Task to carry out
Will you return every one of the items below word for word, leaving out the pictures?
— Start Records provided —
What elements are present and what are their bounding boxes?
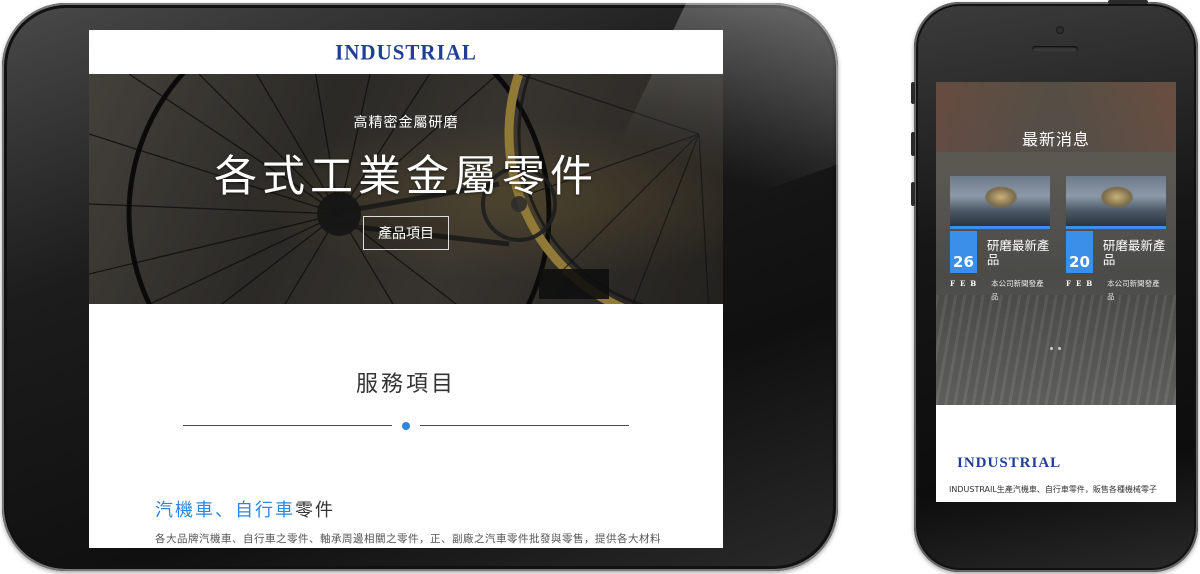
news-date-day: 20 [1066,231,1093,273]
hero-banner: 高精密金屬研磨 各式工業金屬零件 產品項目 [89,74,723,304]
services-heading: 服務項目 [355,372,456,397]
site-header: INDUSTRIAL [89,30,723,74]
news-card-image [1066,176,1166,229]
top-button [1108,0,1148,4]
hero-title: 各式工業金屬零件 [214,152,598,202]
tablet-screen: INDUSTRIAL 高精密金屬研磨 各式工業金屬零件 產品項目 服務項目 汽機… [89,30,723,548]
pager-dot[interactable] [1058,347,1061,350]
volume-down-button [911,182,915,206]
news-cards: 26 研磨最新產品 FEB 本公司新聞發產品 20 研磨最新產品 FEB 本公司… [936,176,1176,303]
footer-section: INDUSTRIAL INDUSTRAIL生產汽機車、自行車零件，販售各種機械零… [936,405,1176,495]
pager-dot[interactable] [1050,347,1053,350]
footer-logo[interactable]: INDUSTRIAL [957,455,1176,472]
news-card-image [950,176,1050,229]
carousel-pager[interactable] [1050,347,1061,350]
news-card-title[interactable]: 研磨最新產品 [1093,231,1166,273]
site-logo[interactable]: INDUSTRIAL [335,39,477,65]
service-item-title[interactable]: 汽機車、自行車零件 [155,496,657,522]
news-heading: 最新消息 [1021,130,1090,149]
news-card-desc: 本公司新聞發產品 [1107,279,1160,301]
footer-text: INDUSTRAIL生產汽機車、自行車零件，販售各種機械零子 [949,485,1157,494]
divider-dot [402,422,410,430]
service-item-text: 各大品牌汽機車、自行車之零件、軸承周邊相關之零件，正、副廠之汽車零件批發與零售，… [155,533,661,545]
tablet-device: INDUSTRIAL 高精密金屬研磨 各式工業金屬零件 產品項目 服務項目 汽機… [2,3,838,571]
news-card-title[interactable]: 研磨最新產品 [977,231,1050,273]
products-button[interactable]: 產品項目 [363,216,449,250]
volume-up-button [911,132,915,156]
divider-line-left [183,425,392,426]
power-button [911,82,915,104]
news-section: 最新消息 26 研磨最新產品 FEB 本公司新聞發產品 20 研磨最新產品 FE… [936,82,1176,405]
hero-text: 高精密金屬研磨 各式工業金屬零件 產品項目 [89,74,723,250]
news-card-desc: 本公司新聞發產品 [991,279,1044,301]
section-divider [183,420,629,432]
news-date-month: FEB [1066,279,1098,288]
news-date-month: FEB [950,279,982,288]
hero-subtitle: 高精密金屬研磨 [353,115,459,131]
service-item: 汽機車、自行車零件 各大品牌汽機車、自行車之零件、軸承周邊相關之零件，正、副廠之… [89,496,723,548]
service-title-highlight: 汽機車、自行車 [155,500,295,521]
phone-device: 最新消息 26 研磨最新產品 FEB 本公司新聞發產品 20 研磨最新產品 FE… [911,0,1198,572]
news-date-day: 26 [950,231,977,273]
divider-line-right [420,425,629,426]
news-card[interactable]: 26 研磨最新產品 FEB 本公司新聞發產品 [950,176,1050,303]
speaker-grille [1032,46,1078,52]
services-section: 服務項目 汽機車、自行車零件 各大品牌汽機車、自行車之零件、軸承周邊相關之零件，… [89,366,723,548]
front-camera-icon [1056,26,1064,34]
news-card[interactable]: 20 研磨最新產品 FEB 本公司新聞發產品 [1066,176,1166,303]
service-title-rest: 零件 [295,500,335,521]
phone-screen: 最新消息 26 研磨最新產品 FEB 本公司新聞發產品 20 研磨最新產品 FE… [936,82,1176,502]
— End Records provided —
Exercise response
What elements are present and what are their bounding boxes?
news-date-day: 20 [1066,231,1093,273]
hero-banner: 高精密金屬研磨 各式工業金屬零件 產品項目 [89,74,723,304]
services-heading: 服務項目 [355,372,456,397]
site-header: INDUSTRIAL [89,30,723,74]
news-card-image [1066,176,1166,229]
top-button [1108,0,1148,4]
hero-title: 各式工業金屬零件 [214,152,598,202]
tablet-screen: INDUSTRIAL 高精密金屬研磨 各式工業金屬零件 產品項目 服務項目 汽機… [89,30,723,548]
pager-dot[interactable] [1058,347,1061,350]
volume-down-button [911,182,915,206]
news-cards: 26 研磨最新產品 FEB 本公司新聞發產品 20 研磨最新產品 FEB 本公司… [936,176,1176,303]
footer-section: INDUSTRIAL INDUSTRAIL生產汽機車、自行車零件，販售各種機械零… [936,405,1176,495]
pager-dot[interactable] [1050,347,1053,350]
footer-logo[interactable]: INDUSTRIAL [957,455,1176,472]
news-card-image [950,176,1050,229]
carousel-pager[interactable] [1050,347,1061,350]
news-card-title[interactable]: 研磨最新產品 [1093,231,1166,273]
site-logo[interactable]: INDUSTRIAL [335,39,477,65]
service-item-title[interactable]: 汽機車、自行車零件 [155,496,657,522]
news-heading: 最新消息 [1021,130,1090,149]
news-card-desc: 本公司新聞發產品 [1107,279,1160,301]
footer-text: INDUSTRAIL生產汽機車、自行車零件，販售各種機械零子 [949,485,1157,494]
divider-dot [402,422,410,430]
service-item-text: 各大品牌汽機車、自行車之零件、軸承周邊相關之零件，正、副廠之汽車零件批發與零售，… [155,533,661,545]
tablet-device: INDUSTRIAL 高精密金屬研磨 各式工業金屬零件 產品項目 服務項目 汽機… [2,3,838,571]
news-card-title[interactable]: 研磨最新產品 [977,231,1050,273]
products-button[interactable]: 產品項目 [363,216,449,250]
volume-up-button [911,132,915,156]
divider-line-left [183,425,392,426]
power-button [911,82,915,104]
news-section: 最新消息 26 研磨最新產品 FEB 本公司新聞發產品 20 研磨最新產品 FE… [936,82,1176,405]
hero-text: 高精密金屬研磨 各式工業金屬零件 產品項目 [89,74,723,250]
news-card-desc: 本公司新聞發產品 [991,279,1044,301]
section-divider [183,420,629,432]
news-date-month: FEB [1066,279,1098,288]
news-date-month: FEB [950,279,982,288]
hero-subtitle: 高精密金屬研磨 [353,115,459,131]
service-item: 汽機車、自行車零件 各大品牌汽機車、自行車之零件、軸承周邊相關之零件，正、副廠之… [89,496,723,548]
service-title-highlight: 汽機車、自行車 [155,500,295,521]
phone-device: 最新消息 26 研磨最新產品 FEB 本公司新聞發產品 20 研磨最新產品 FE… [911,0,1198,572]
news-date-day: 26 [950,231,977,273]
divider-line-right [420,425,629,426]
news-card[interactable]: 26 研磨最新產品 FEB 本公司新聞發產品 [950,176,1050,303]
speaker-grille [1032,46,1078,52]
services-section: 服務項目 汽機車、自行車零件 各大品牌汽機車、自行車之零件、軸承周邊相關之零件，… [89,366,723,548]
front-camera-icon [1056,26,1064,34]
news-card[interactable]: 20 研磨最新產品 FEB 本公司新聞發產品 [1066,176,1166,303]
service-title-rest: 零件 [295,500,335,521]
phone-screen: 最新消息 26 研磨最新產品 FEB 本公司新聞發產品 20 研磨最新產品 FE… [936,82,1176,502]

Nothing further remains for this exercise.